>> begin Selection
Why Are Metrics and Monitoring Not Enough?

In 1988, by way of the Simple Network Management Protocol (SNMPv1 as defined in RFC 1157), the foundational substrate of monitoring was born: the metric. A metric is a single number, with tags optionally appended for grouping and searching those numbers. Metrics are, by their very nature, disposable and cheap. They have a predictable storage footprint. They’re easy to aggregate along regular time-series buckets. And, thus, the metric became the base unit for a generation or two of telemetry—the data we gather from remote endpoints for automatic transmission to monitoring systems.

Many sophisticated apparatuses have been built atop the metric: time-series databases (TSDBs), statistical analyses, graphing libraries, fancy dashboards, on-call rotations, ops teams, escalation policies, and a plethora of ways to digest and respond to what that small army of robots is telling you.

But an upper bound exists to the complexity of the systems you can understand with metrics and monitoring tools. And once you cross that boundary, the change is abrupt. What worked well enough last month simply does not work anymore. You begin falling back to low-level commands like strace, tcpdump, and hundreds of print statements to answer questions about how your system is behaving on a daily basis.
>> end Selection
>> begin Stored data
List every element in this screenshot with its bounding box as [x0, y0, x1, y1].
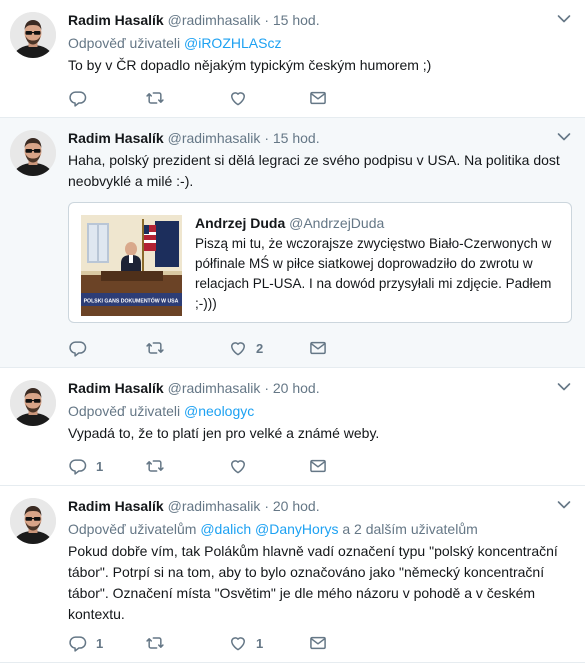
>> end Stored data
» The task: Continue the passage on why metrics and monitoring fall short, starting from its final sentence, not from the material.

» Task output:
It’s hard to calculate exactly when that tipping point will be reached. Eventually, the sheer number of possible states the system could get itself into will outstrip your team’s ability to pattern-match based on prior outages. Too many brand-new, novel states are needing to be understood constantly. Your team can no longer guess which dashboards should be created to display the innumerable failure modes.

Monitoring and metrics-based tools were built with certain assumptions about your architecture and organization, assumptions that served in practice as a cap on complexity. These assumptions are usually invisible until you exceed them, at which point they cease to be hidden and become the bane of your ability to understand what’s happening. Some of these assumptions might be as follows:

  • Your application is a monolith.

  • There is one stateful data store (“the database”), which you run.

  • Many low-level system metrics are available (e.g., resident memory, CPU load average).

  • The application runs on containers, virtual machines (VMs), or bare metal, which you control.

  • System metrics and instrumentation metrics are the primary source of information for debugging code.

  • You have a fairly static and long-running set of nodes, containers, or hosts to monitor.

  • Engineers examine systems for problems only after problems occur.

  • Dashboards and telemetry exist to serve the needs of operations engineers.

  • Monitoring examines “black-box” applications in much the same way as local applications.

  • The focus of monitoring is uptime and failure prevention.

  • Examination of correlation occurs across a limited (or small) number of dimensions.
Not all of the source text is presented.